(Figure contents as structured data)

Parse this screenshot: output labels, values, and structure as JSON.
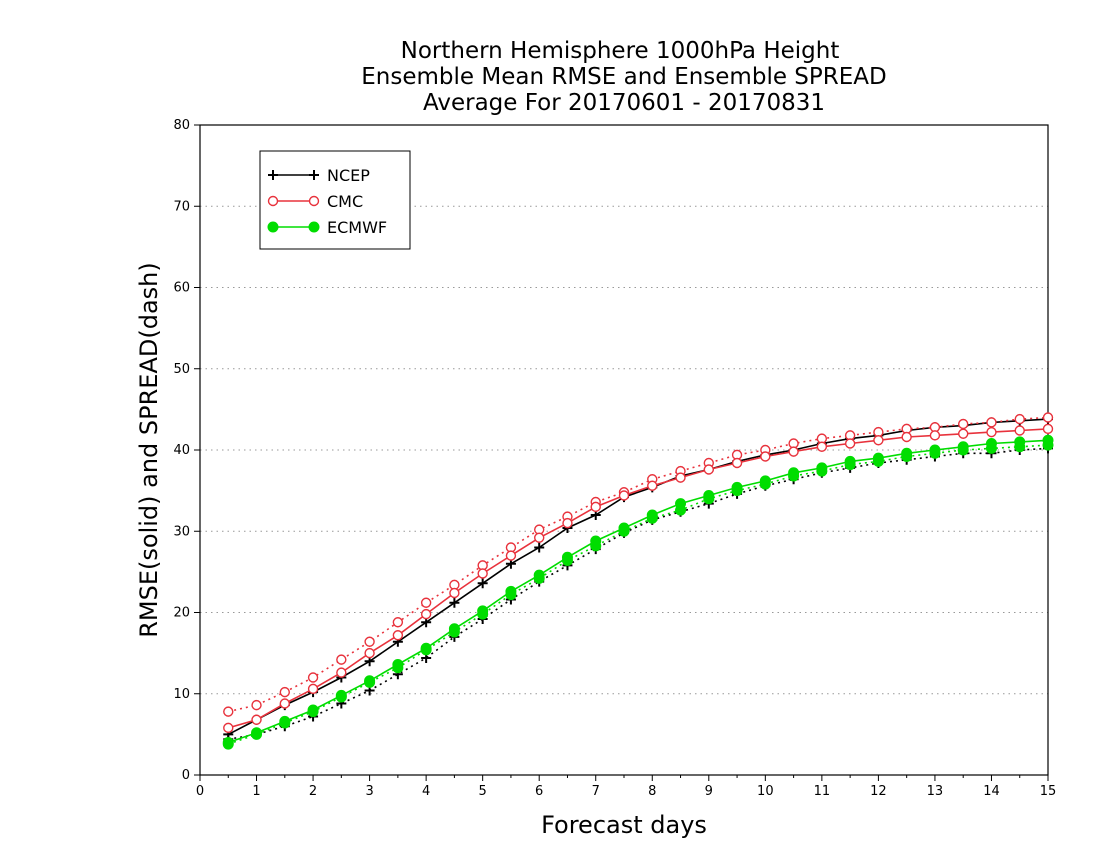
{
  "chart_data": {
    "type": "line",
    "title_lines": [
      "Northern Hemisphere 1000hPa Height",
      "Ensemble Mean RMSE and Ensemble SPREAD",
      "Average For 20170601 - 20170831"
    ],
    "xlabel": "Forecast days",
    "ylabel": "RMSE(solid) and SPREAD(dash)",
    "xlim": [
      0,
      15
    ],
    "ylim": [
      0,
      80
    ],
    "x_ticks": [
      0,
      1,
      2,
      3,
      4,
      5,
      6,
      7,
      8,
      9,
      10,
      11,
      12,
      13,
      14,
      15
    ],
    "y_ticks": [
      0,
      10,
      20,
      30,
      40,
      50,
      60,
      70,
      80
    ],
    "grid": "horizontal dotted",
    "legend_position": "top-left",
    "x": [
      0.5,
      1,
      1.5,
      2,
      2.5,
      3,
      3.5,
      4,
      4.5,
      5,
      5.5,
      6,
      6.5,
      7,
      7.5,
      8,
      8.5,
      9,
      9.5,
      10,
      10.5,
      11,
      11.5,
      12,
      12.5,
      13,
      13.5,
      14,
      14.5,
      15
    ],
    "series": [
      {
        "name": "NCEP",
        "color": "#000000",
        "marker": "plus",
        "rmse": [
          5.0,
          6.8,
          8.6,
          10.2,
          12.0,
          14.0,
          16.4,
          18.8,
          21.2,
          23.6,
          26.0,
          28.0,
          30.4,
          32.0,
          34.2,
          35.4,
          36.8,
          37.6,
          38.6,
          39.4,
          40.0,
          40.8,
          41.4,
          41.8,
          42.4,
          42.8,
          43.0,
          43.4,
          43.6,
          43.8
        ],
        "spread": [
          4.4,
          5.0,
          6.0,
          7.2,
          8.8,
          10.4,
          12.4,
          14.4,
          17.0,
          19.2,
          21.6,
          23.8,
          25.8,
          27.8,
          29.8,
          31.4,
          32.4,
          33.4,
          34.6,
          35.6,
          36.4,
          37.2,
          37.8,
          38.4,
          38.8,
          39.2,
          39.6,
          39.6,
          40.0,
          40.2
        ]
      },
      {
        "name": "CMC",
        "color": "#e8323c",
        "marker": "open-circle",
        "rmse": [
          5.8,
          6.8,
          8.8,
          10.6,
          12.6,
          15.0,
          17.2,
          19.8,
          22.4,
          24.8,
          27.0,
          29.2,
          31.0,
          33.0,
          34.4,
          35.6,
          36.6,
          37.6,
          38.4,
          39.2,
          39.8,
          40.4,
          40.8,
          41.2,
          41.6,
          41.8,
          42.0,
          42.2,
          42.4,
          42.6
        ],
        "spread": [
          7.8,
          8.6,
          10.2,
          12.0,
          14.2,
          16.4,
          18.8,
          21.2,
          23.4,
          25.8,
          28.0,
          30.2,
          31.8,
          33.6,
          34.8,
          36.4,
          37.4,
          38.4,
          39.4,
          40.0,
          40.8,
          41.4,
          41.8,
          42.2,
          42.6,
          42.8,
          43.2,
          43.4,
          43.8,
          44.0
        ]
      },
      {
        "name": "ECMWF",
        "color": "#00dd00",
        "marker": "filled-circle",
        "rmse": [
          4.0,
          5.2,
          6.6,
          8.0,
          9.8,
          11.6,
          13.6,
          15.6,
          18.0,
          20.2,
          22.6,
          24.6,
          26.8,
          28.8,
          30.4,
          32.0,
          33.4,
          34.4,
          35.4,
          36.2,
          37.2,
          37.8,
          38.6,
          39.0,
          39.6,
          40.0,
          40.4,
          40.8,
          41.0,
          41.2
        ],
        "spread": [
          3.8,
          5.0,
          6.4,
          7.8,
          9.6,
          11.4,
          13.2,
          15.4,
          17.6,
          19.8,
          22.2,
          24.2,
          26.4,
          28.2,
          30.0,
          31.6,
          32.6,
          34.0,
          35.0,
          35.8,
          36.8,
          37.4,
          38.2,
          38.6,
          39.2,
          39.6,
          40.0,
          40.2,
          40.4,
          40.6
        ]
      }
    ]
  }
}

__Task details__
Repeat the material above verbatim, with no pictures in the output.

__Task solution__
Parse this screenshot: output labels, values, and structure as JSON.
{
  "chart_data": {
    "type": "line",
    "title_lines": [
      "Northern Hemisphere 1000hPa Height",
      "Ensemble Mean RMSE and Ensemble SPREAD",
      "Average For 20170601 - 20170831"
    ],
    "xlabel": "Forecast days",
    "ylabel": "RMSE(solid) and SPREAD(dash)",
    "xlim": [
      0,
      15
    ],
    "ylim": [
      0,
      80
    ],
    "x_ticks": [
      0,
      1,
      2,
      3,
      4,
      5,
      6,
      7,
      8,
      9,
      10,
      11,
      12,
      13,
      14,
      15
    ],
    "y_ticks": [
      0,
      10,
      20,
      30,
      40,
      50,
      60,
      70,
      80
    ],
    "grid": "horizontal dotted",
    "legend_position": "top-left",
    "x": [
      0.5,
      1,
      1.5,
      2,
      2.5,
      3,
      3.5,
      4,
      4.5,
      5,
      5.5,
      6,
      6.5,
      7,
      7.5,
      8,
      8.5,
      9,
      9.5,
      10,
      10.5,
      11,
      11.5,
      12,
      12.5,
      13,
      13.5,
      14,
      14.5,
      15
    ],
    "series": [
      {
        "name": "NCEP",
        "color": "#000000",
        "marker": "plus",
        "rmse": [
          5.0,
          6.8,
          8.6,
          10.2,
          12.0,
          14.0,
          16.4,
          18.8,
          21.2,
          23.6,
          26.0,
          28.0,
          30.4,
          32.0,
          34.2,
          35.4,
          36.8,
          37.6,
          38.6,
          39.4,
          40.0,
          40.8,
          41.4,
          41.8,
          42.4,
          42.8,
          43.0,
          43.4,
          43.6,
          43.8
        ],
        "spread": [
          4.4,
          5.0,
          6.0,
          7.2,
          8.8,
          10.4,
          12.4,
          14.4,
          17.0,
          19.2,
          21.6,
          23.8,
          25.8,
          27.8,
          29.8,
          31.4,
          32.4,
          33.4,
          34.6,
          35.6,
          36.4,
          37.2,
          37.8,
          38.4,
          38.8,
          39.2,
          39.6,
          39.6,
          40.0,
          40.2
        ]
      },
      {
        "name": "CMC",
        "color": "#e8323c",
        "marker": "open-circle",
        "rmse": [
          5.8,
          6.8,
          8.8,
          10.6,
          12.6,
          15.0,
          17.2,
          19.8,
          22.4,
          24.8,
          27.0,
          29.2,
          31.0,
          33.0,
          34.4,
          35.6,
          36.6,
          37.6,
          38.4,
          39.2,
          39.8,
          40.4,
          40.8,
          41.2,
          41.6,
          41.8,
          42.0,
          42.2,
          42.4,
          42.6
        ],
        "spread": [
          7.8,
          8.6,
          10.2,
          12.0,
          14.2,
          16.4,
          18.8,
          21.2,
          23.4,
          25.8,
          28.0,
          30.2,
          31.8,
          33.6,
          34.8,
          36.4,
          37.4,
          38.4,
          39.4,
          40.0,
          40.8,
          41.4,
          41.8,
          42.2,
          42.6,
          42.8,
          43.2,
          43.4,
          43.8,
          44.0
        ]
      },
      {
        "name": "ECMWF",
        "color": "#00dd00",
        "marker": "filled-circle",
        "rmse": [
          4.0,
          5.2,
          6.6,
          8.0,
          9.8,
          11.6,
          13.6,
          15.6,
          18.0,
          20.2,
          22.6,
          24.6,
          26.8,
          28.8,
          30.4,
          32.0,
          33.4,
          34.4,
          35.4,
          36.2,
          37.2,
          37.8,
          38.6,
          39.0,
          39.6,
          40.0,
          40.4,
          40.8,
          41.0,
          41.2
        ],
        "spread": [
          3.8,
          5.0,
          6.4,
          7.8,
          9.6,
          11.4,
          13.2,
          15.4,
          17.6,
          19.8,
          22.2,
          24.2,
          26.4,
          28.2,
          30.0,
          31.6,
          32.6,
          34.0,
          35.0,
          35.8,
          36.8,
          37.4,
          38.2,
          38.6,
          39.2,
          39.6,
          40.0,
          40.2,
          40.4,
          40.6
        ]
      }
    ]
  }
}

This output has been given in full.